_Data in this exercise:_
---+---

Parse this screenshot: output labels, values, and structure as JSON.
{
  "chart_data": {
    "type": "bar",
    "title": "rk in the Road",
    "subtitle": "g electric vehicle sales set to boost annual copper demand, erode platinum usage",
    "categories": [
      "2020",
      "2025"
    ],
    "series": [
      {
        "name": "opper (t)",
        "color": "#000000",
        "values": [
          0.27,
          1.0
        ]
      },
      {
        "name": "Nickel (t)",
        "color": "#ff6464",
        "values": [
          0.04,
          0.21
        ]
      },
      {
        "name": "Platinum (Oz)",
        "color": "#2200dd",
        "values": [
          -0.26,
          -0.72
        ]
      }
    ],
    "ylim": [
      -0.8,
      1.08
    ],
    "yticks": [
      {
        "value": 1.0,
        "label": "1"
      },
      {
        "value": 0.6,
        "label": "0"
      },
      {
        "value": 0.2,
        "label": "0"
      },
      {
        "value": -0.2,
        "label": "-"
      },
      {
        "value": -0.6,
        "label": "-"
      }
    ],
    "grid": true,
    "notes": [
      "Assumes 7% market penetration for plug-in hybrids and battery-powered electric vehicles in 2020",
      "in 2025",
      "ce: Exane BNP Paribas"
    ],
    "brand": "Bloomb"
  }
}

---+---

_What is expected:_ Find the string "electric" in the listing and return every line that holds it.

_Written reply:_
    "subtitle": "g electric vehicle sales set to boost annual copper demand, erode platinum usage",
      "Assumes 7% market penetration for plug-in hybrids and battery-powered electric vehicles in 2020",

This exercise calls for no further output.